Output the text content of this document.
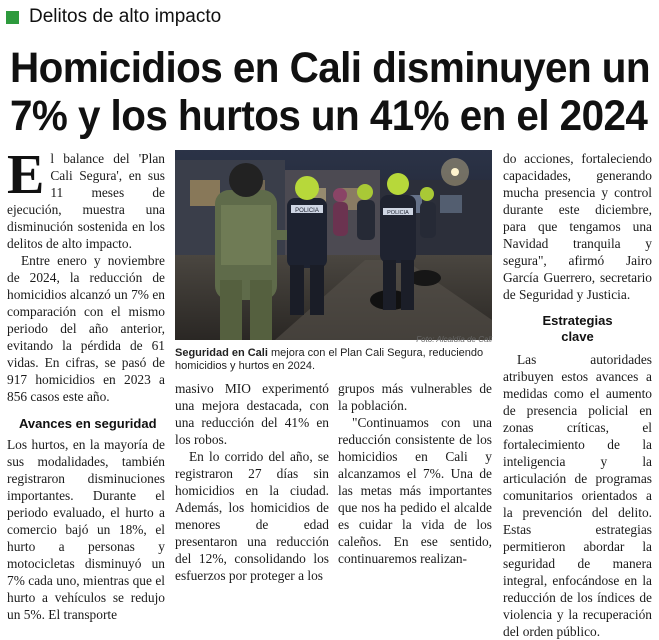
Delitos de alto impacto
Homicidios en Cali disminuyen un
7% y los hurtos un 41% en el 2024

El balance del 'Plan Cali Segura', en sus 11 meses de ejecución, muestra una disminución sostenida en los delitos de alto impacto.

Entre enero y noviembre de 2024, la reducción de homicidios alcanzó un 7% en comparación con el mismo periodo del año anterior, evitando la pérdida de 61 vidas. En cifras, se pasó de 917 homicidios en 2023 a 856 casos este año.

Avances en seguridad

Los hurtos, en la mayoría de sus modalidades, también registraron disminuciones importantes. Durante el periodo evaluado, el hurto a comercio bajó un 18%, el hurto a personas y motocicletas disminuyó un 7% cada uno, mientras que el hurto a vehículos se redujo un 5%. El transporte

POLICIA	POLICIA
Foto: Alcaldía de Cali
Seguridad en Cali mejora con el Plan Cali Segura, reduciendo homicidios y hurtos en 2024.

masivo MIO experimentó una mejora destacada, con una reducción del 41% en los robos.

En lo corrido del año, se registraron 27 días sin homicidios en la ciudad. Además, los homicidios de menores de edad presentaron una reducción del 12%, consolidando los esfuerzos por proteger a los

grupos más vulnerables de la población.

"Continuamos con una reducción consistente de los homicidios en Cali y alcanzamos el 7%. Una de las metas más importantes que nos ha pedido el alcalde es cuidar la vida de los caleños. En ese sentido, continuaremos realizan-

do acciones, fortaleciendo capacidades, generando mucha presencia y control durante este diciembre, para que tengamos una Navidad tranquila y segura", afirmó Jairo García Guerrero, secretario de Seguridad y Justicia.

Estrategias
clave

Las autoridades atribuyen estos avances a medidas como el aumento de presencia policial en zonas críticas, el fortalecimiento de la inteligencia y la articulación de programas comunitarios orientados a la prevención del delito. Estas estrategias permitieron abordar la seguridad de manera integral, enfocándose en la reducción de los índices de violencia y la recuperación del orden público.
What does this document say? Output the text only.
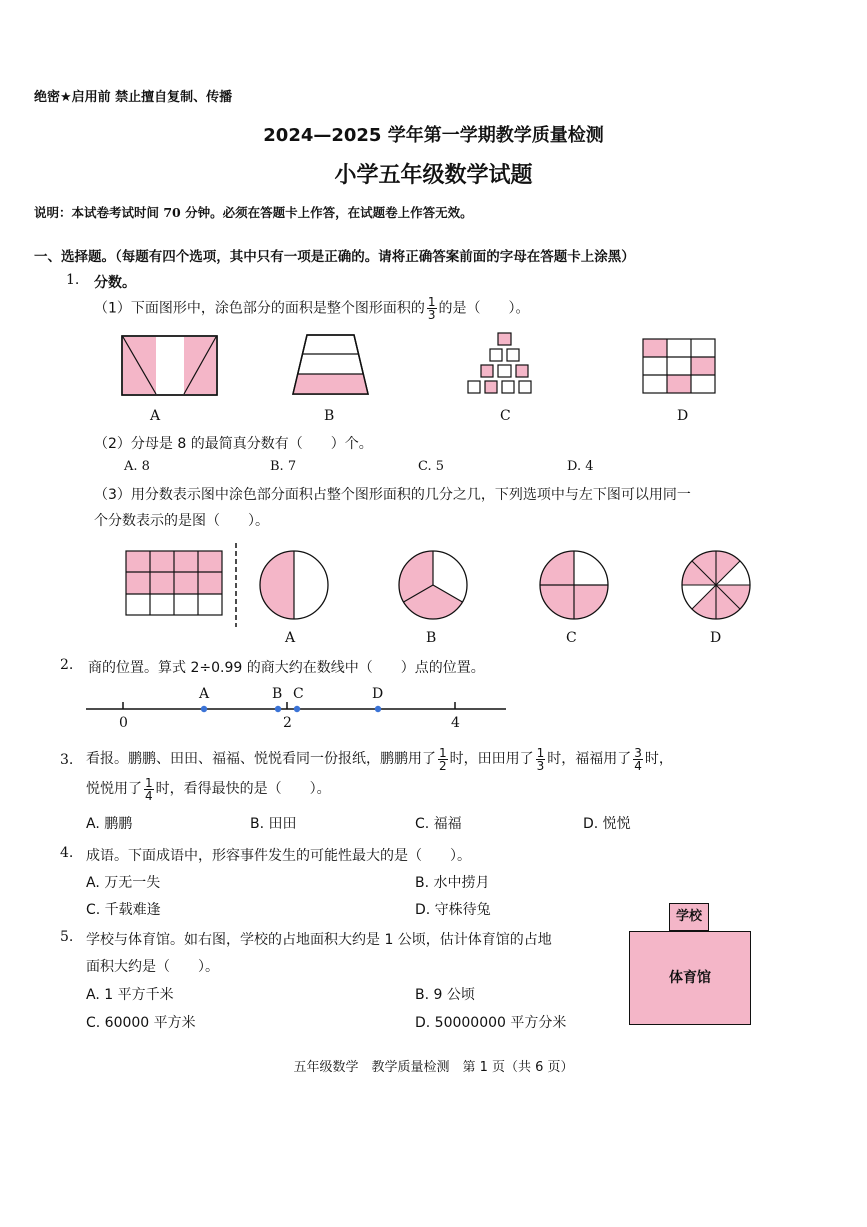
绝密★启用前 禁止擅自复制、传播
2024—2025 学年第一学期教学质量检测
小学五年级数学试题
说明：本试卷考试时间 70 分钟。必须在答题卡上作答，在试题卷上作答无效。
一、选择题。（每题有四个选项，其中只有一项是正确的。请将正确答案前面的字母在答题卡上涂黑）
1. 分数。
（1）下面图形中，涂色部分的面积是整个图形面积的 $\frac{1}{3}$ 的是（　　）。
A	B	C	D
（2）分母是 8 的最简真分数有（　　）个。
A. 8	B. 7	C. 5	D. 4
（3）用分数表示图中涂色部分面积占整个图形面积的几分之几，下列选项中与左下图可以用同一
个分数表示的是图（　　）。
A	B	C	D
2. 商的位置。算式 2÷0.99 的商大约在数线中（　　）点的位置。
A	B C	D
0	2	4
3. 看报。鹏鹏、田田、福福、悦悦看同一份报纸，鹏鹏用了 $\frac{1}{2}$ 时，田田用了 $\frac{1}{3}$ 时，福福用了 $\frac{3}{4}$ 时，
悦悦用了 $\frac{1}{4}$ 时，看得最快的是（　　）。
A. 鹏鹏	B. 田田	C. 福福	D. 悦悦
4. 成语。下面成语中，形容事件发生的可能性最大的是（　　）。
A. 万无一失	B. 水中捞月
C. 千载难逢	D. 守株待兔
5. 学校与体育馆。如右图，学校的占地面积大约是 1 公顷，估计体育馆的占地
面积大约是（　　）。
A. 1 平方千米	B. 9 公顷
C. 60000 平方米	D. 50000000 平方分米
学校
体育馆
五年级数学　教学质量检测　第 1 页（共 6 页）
--
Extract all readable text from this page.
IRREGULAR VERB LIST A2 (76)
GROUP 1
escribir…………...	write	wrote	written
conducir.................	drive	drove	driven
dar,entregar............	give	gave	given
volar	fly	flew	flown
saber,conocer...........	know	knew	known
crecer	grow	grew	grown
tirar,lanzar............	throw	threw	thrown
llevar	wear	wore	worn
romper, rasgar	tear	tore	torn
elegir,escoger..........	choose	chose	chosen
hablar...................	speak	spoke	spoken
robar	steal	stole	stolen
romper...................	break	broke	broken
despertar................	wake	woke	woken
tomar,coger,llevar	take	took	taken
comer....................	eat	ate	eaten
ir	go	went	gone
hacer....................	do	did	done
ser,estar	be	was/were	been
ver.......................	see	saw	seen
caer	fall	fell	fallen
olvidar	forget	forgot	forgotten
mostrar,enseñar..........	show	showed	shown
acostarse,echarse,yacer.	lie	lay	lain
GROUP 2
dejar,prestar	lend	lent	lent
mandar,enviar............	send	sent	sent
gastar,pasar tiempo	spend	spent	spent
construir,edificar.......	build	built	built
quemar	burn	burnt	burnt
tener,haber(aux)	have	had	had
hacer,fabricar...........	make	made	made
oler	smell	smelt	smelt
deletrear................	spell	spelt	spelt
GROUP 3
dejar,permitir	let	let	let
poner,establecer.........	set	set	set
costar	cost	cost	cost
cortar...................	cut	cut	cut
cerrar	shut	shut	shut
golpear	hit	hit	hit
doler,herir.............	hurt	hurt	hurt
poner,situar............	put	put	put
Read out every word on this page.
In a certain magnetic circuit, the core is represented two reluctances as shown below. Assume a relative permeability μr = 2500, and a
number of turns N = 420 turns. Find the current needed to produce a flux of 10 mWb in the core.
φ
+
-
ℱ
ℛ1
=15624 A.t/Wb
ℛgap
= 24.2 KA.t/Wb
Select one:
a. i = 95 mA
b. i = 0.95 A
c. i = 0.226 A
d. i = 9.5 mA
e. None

## Task to carry out
Show, from the listing above, each line that contains the word "mejora".

## Result of the task
Seguridad en Cali mejora con el Plan Cali Segura, reduciendo homicidios y hurtos en 2024.
masivo MIO experimentó una mejora destacada, con una reducción del 41% en los robos.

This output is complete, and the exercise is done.